Rewrite the stretch from the start of the records through the line that contains "gridline (399, 196, 407, 204)", swapping each "plan-label" for "plan-name" and leaving everything else as it is.

:: Records supplied

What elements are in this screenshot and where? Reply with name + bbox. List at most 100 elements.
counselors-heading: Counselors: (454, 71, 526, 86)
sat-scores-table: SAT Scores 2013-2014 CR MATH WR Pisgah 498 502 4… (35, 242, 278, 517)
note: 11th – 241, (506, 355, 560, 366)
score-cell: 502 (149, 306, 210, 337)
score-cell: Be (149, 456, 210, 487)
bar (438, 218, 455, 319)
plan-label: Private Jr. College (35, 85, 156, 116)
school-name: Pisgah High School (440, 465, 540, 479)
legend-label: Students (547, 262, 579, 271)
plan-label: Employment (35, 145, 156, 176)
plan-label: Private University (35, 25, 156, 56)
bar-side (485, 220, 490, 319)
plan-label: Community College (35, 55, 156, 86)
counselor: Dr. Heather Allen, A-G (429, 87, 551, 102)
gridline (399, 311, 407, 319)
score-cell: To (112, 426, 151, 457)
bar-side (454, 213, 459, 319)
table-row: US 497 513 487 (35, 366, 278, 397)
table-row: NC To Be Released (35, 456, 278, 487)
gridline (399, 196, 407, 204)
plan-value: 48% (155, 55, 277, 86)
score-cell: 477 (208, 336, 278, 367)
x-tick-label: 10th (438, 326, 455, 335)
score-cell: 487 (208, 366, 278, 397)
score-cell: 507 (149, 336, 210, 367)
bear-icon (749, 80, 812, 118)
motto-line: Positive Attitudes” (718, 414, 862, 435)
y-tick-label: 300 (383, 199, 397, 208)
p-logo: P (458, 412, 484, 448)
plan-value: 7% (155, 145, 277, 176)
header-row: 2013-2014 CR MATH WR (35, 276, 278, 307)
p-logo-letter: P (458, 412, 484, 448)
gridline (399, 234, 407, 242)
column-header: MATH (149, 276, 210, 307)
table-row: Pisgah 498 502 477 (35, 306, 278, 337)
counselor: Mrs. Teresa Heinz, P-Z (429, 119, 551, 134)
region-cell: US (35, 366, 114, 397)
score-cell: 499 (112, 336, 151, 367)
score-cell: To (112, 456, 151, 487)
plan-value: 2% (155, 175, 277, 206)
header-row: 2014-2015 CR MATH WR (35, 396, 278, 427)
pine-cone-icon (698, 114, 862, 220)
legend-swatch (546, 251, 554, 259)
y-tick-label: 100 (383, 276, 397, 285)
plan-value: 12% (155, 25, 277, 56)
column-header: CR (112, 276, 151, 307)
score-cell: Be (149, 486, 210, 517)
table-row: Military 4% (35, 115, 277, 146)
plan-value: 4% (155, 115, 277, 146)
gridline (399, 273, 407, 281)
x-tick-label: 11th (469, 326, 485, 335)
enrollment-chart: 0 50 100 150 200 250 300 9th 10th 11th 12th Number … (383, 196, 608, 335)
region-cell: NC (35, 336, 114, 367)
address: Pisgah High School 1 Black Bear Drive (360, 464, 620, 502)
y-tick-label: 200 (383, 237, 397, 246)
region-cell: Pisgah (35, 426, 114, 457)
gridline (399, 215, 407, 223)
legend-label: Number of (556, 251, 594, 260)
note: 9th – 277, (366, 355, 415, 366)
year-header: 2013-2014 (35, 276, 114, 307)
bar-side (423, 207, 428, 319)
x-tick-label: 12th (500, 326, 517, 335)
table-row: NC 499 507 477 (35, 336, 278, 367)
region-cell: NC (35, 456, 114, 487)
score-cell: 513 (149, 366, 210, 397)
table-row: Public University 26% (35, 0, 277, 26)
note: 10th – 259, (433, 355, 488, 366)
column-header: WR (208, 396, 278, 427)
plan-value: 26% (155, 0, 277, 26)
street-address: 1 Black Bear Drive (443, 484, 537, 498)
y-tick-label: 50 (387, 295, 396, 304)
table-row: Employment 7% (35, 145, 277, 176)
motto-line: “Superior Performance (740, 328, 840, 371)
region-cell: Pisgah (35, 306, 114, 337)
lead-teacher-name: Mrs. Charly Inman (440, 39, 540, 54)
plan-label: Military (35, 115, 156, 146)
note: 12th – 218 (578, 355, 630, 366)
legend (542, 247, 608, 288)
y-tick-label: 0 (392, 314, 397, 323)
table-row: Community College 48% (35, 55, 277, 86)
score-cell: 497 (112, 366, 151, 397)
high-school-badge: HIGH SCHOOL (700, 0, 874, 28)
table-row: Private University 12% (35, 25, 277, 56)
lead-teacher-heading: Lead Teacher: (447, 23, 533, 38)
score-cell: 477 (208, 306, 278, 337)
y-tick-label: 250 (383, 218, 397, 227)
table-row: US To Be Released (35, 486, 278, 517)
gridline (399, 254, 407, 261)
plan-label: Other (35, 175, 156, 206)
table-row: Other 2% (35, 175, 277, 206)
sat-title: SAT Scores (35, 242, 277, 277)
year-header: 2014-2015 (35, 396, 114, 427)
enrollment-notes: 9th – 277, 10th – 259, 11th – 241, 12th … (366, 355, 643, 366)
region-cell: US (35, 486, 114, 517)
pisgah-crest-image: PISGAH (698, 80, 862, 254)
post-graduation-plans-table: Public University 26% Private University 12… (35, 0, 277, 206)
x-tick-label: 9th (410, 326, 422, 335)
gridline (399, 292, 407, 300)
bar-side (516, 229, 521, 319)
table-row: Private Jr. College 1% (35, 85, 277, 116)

::::

◆ **Response**:
What elements are in this screenshot and where? Reply with name + bbox. List at most 100 elements.
counselors-heading: Counselors: (454, 71, 526, 86)
sat-scores-table: SAT Scores 2013-2014 CR MATH WR Pisgah 498 502 4… (35, 242, 278, 517)
note: 11th – 241, (506, 355, 560, 366)
score-cell: 502 (149, 306, 210, 337)
score-cell: Be (149, 456, 210, 487)
bar (438, 218, 455, 319)
plan-name: Private Jr. College (35, 85, 156, 116)
school-name: Pisgah High School (440, 465, 540, 479)
legend-label: Students (547, 262, 579, 271)
plan-name: Employment (35, 145, 156, 176)
plan-name: Private University (35, 25, 156, 56)
bar-side (485, 220, 490, 319)
plan-name: Community College (35, 55, 156, 86)
counselor: Dr. Heather Allen, A-G (429, 87, 551, 102)
gridline (399, 311, 407, 319)
score-cell: To (112, 426, 151, 457)
bar-side (454, 213, 459, 319)
table-row: US 497 513 487 (35, 366, 278, 397)
table-row: NC To Be Released (35, 456, 278, 487)
gridline (399, 196, 407, 204)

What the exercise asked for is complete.